Word for word, give the material below again, minus any images.

※

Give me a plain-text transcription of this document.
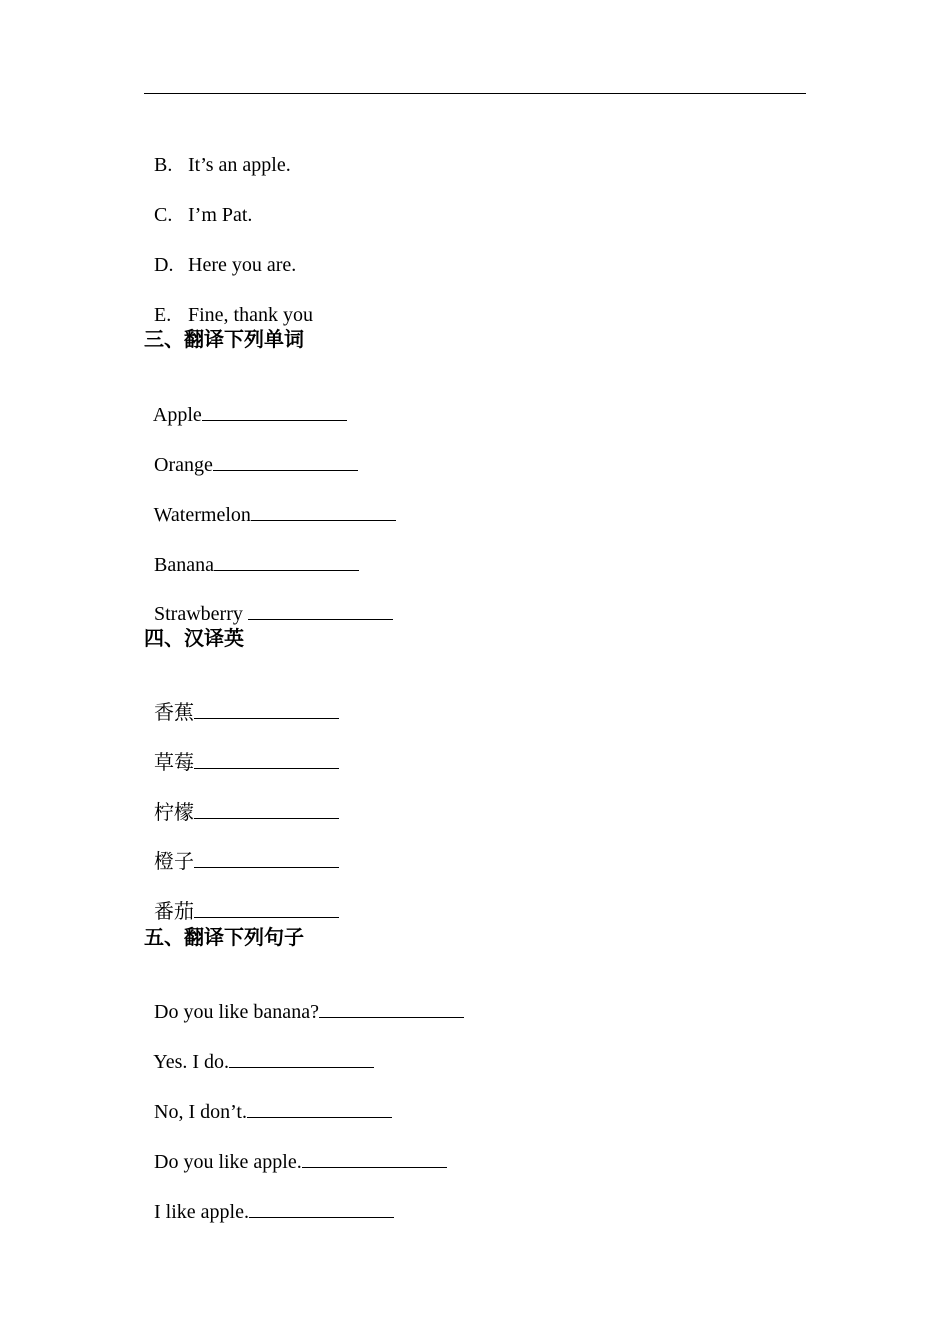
B. It’s an apple.

C. I’m Pat.

D. Here you are.

E. Fine, thank you

三、翻译下列单词

Apple

Orange

Watermelon

Banana

Strawberry

四、汉译英

香蕉

草莓

柠檬

橙子

番茄

五、翻译下列句子

Do you like banana?

Yes. I do.

No, I don’t.

Do you like apple.

I like apple.
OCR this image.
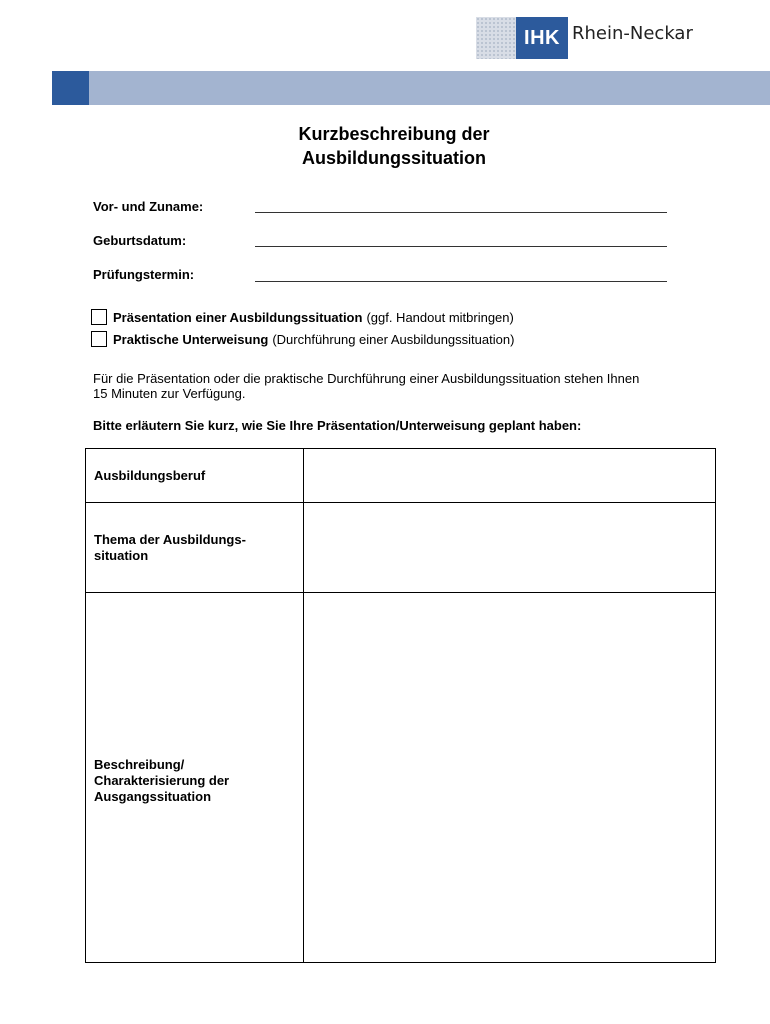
IHK Rhein-Neckar
Kurzbeschreibung der
Ausbildungssituation
Vor- und Zuname:
Geburtsdatum:
Prüfungstermin:
Präsentation einer Ausbildungssituation (ggf. Handout mitbringen)
Praktische Unterweisung (Durchführung einer Ausbildungssituation)
Für die Präsentation oder die praktische Durchführung einer Ausbildungssituation stehen Ihnen
15 Minuten zur Verfügung.
Bitte erläutern Sie kurz, wie Sie Ihre Präsentation/Unterweisung geplant haben:
Ausbildungsberuf
Thema der Ausbildungs-
situation
Beschreibung/
Charakterisierung der
Ausgangssituation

※

[The reply]
Give me a plain-text transcription of this document.
B. It’s an apple.

C. I’m Pat.

D. Here you are.

E. Fine, thank you

三、翻译下列单词

Apple

Orange

Watermelon

Banana

Strawberry

四、汉译英

香蕉

草莓

柠檬

橙子

番茄

五、翻译下列句子

Do you like banana?

Yes. I do.

No, I don’t.

Do you like apple.

I like apple.
OCR this image.
IHK Rhein-Neckar
Kurzbeschreibung der
Ausbildungssituation
Vor- und Zuname:
Geburtsdatum:
Prüfungstermin:
Präsentation einer Ausbildungssituation (ggf. Handout mitbringen)
Praktische Unterweisung (Durchführung einer Ausbildungssituation)
Für die Präsentation oder die praktische Durchführung einer Ausbildungssituation stehen Ihnen
15 Minuten zur Verfügung.
Bitte erläutern Sie kurz, wie Sie Ihre Präsentation/Unterweisung geplant haben:
Ausbildungsberuf
Thema der Ausbildungs-
situation
Beschreibung/
Charakterisierung der
Ausgangssituation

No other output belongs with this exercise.